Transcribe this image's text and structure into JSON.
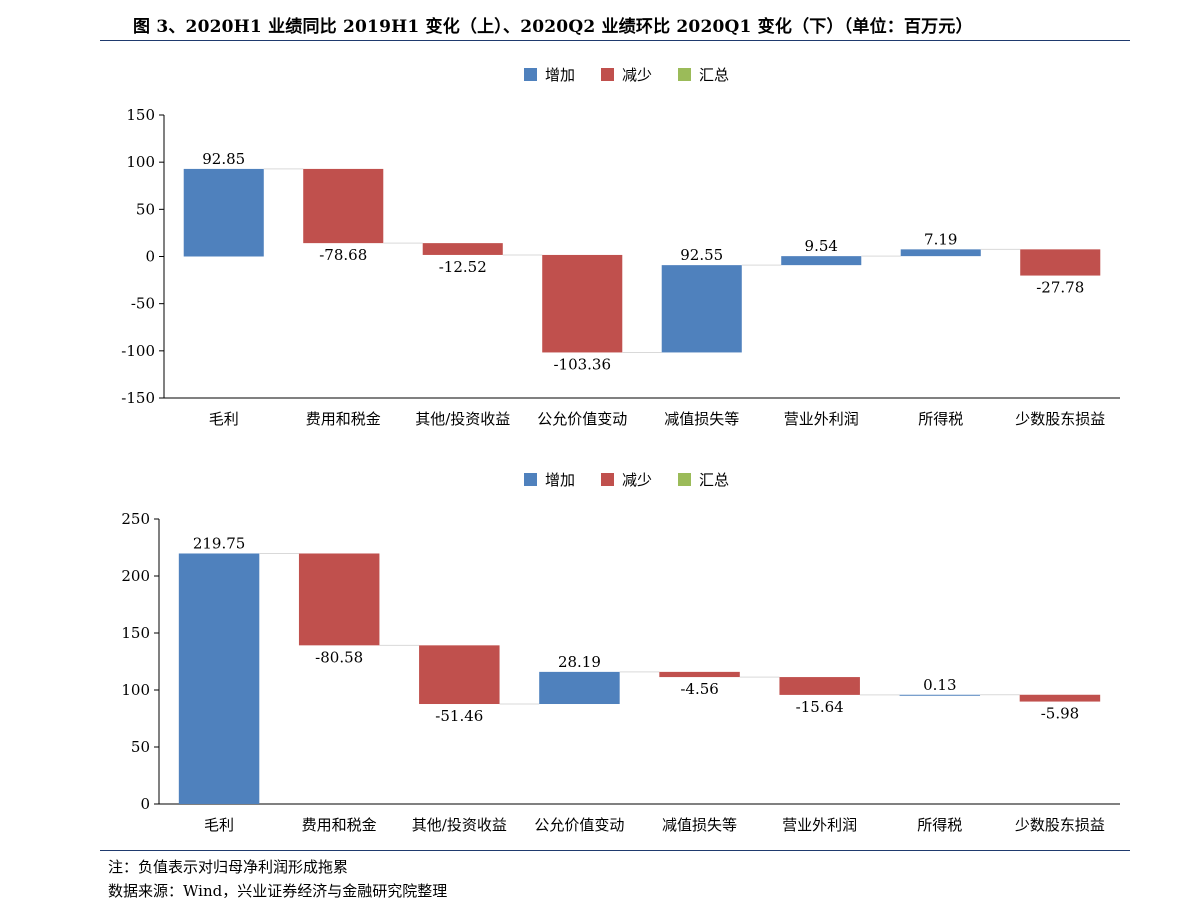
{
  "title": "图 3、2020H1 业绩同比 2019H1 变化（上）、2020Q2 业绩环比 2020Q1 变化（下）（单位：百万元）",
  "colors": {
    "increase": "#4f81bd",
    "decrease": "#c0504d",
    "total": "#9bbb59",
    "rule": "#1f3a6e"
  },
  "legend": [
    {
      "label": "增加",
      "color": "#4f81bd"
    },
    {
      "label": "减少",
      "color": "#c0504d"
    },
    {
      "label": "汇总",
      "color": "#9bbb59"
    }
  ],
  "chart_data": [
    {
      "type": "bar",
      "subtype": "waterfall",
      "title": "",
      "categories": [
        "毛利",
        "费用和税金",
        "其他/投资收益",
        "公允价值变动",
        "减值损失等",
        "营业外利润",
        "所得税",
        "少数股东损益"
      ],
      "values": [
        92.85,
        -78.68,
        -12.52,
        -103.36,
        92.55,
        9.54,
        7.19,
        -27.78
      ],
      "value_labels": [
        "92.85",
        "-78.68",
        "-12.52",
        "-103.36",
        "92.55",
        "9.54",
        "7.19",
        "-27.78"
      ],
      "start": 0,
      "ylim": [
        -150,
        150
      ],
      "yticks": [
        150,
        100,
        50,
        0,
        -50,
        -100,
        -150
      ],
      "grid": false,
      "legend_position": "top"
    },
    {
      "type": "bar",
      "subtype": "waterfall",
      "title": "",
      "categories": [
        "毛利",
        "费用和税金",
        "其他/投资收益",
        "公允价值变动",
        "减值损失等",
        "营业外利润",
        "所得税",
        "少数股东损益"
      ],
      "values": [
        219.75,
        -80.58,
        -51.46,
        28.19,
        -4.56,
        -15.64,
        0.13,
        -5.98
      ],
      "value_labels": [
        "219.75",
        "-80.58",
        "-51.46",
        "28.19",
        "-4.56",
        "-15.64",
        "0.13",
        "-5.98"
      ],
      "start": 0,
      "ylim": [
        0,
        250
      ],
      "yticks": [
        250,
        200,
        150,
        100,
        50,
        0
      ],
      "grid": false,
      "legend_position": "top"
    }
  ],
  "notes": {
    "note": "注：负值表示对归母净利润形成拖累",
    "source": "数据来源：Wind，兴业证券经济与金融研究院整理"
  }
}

### Task goal
Every entry should be returned exactly as written, minus the pictures.

### Complete response
Transcribe this image's text and structure into JSON.
{
  "title": "图 3、2020H1 业绩同比 2019H1 变化（上）、2020Q2 业绩环比 2020Q1 变化（下）（单位：百万元）",
  "colors": {
    "increase": "#4f81bd",
    "decrease": "#c0504d",
    "total": "#9bbb59",
    "rule": "#1f3a6e"
  },
  "legend": [
    {
      "label": "增加",
      "color": "#4f81bd"
    },
    {
      "label": "减少",
      "color": "#c0504d"
    },
    {
      "label": "汇总",
      "color": "#9bbb59"
    }
  ],
  "chart_data": [
    {
      "type": "bar",
      "subtype": "waterfall",
      "title": "",
      "categories": [
        "毛利",
        "费用和税金",
        "其他/投资收益",
        "公允价值变动",
        "减值损失等",
        "营业外利润",
        "所得税",
        "少数股东损益"
      ],
      "values": [
        92.85,
        -78.68,
        -12.52,
        -103.36,
        92.55,
        9.54,
        7.19,
        -27.78
      ],
      "value_labels": [
        "92.85",
        "-78.68",
        "-12.52",
        "-103.36",
        "92.55",
        "9.54",
        "7.19",
        "-27.78"
      ],
      "start": 0,
      "ylim": [
        -150,
        150
      ],
      "yticks": [
        150,
        100,
        50,
        0,
        -50,
        -100,
        -150
      ],
      "grid": false,
      "legend_position": "top"
    },
    {
      "type": "bar",
      "subtype": "waterfall",
      "title": "",
      "categories": [
        "毛利",
        "费用和税金",
        "其他/投资收益",
        "公允价值变动",
        "减值损失等",
        "营业外利润",
        "所得税",
        "少数股东损益"
      ],
      "values": [
        219.75,
        -80.58,
        -51.46,
        28.19,
        -4.56,
        -15.64,
        0.13,
        -5.98
      ],
      "value_labels": [
        "219.75",
        "-80.58",
        "-51.46",
        "28.19",
        "-4.56",
        "-15.64",
        "0.13",
        "-5.98"
      ],
      "start": 0,
      "ylim": [
        0,
        250
      ],
      "yticks": [
        250,
        200,
        150,
        100,
        50,
        0
      ],
      "grid": false,
      "legend_position": "top"
    }
  ],
  "notes": {
    "note": "注：负值表示对归母净利润形成拖累",
    "source": "数据来源：Wind，兴业证券经济与金融研究院整理"
  }
}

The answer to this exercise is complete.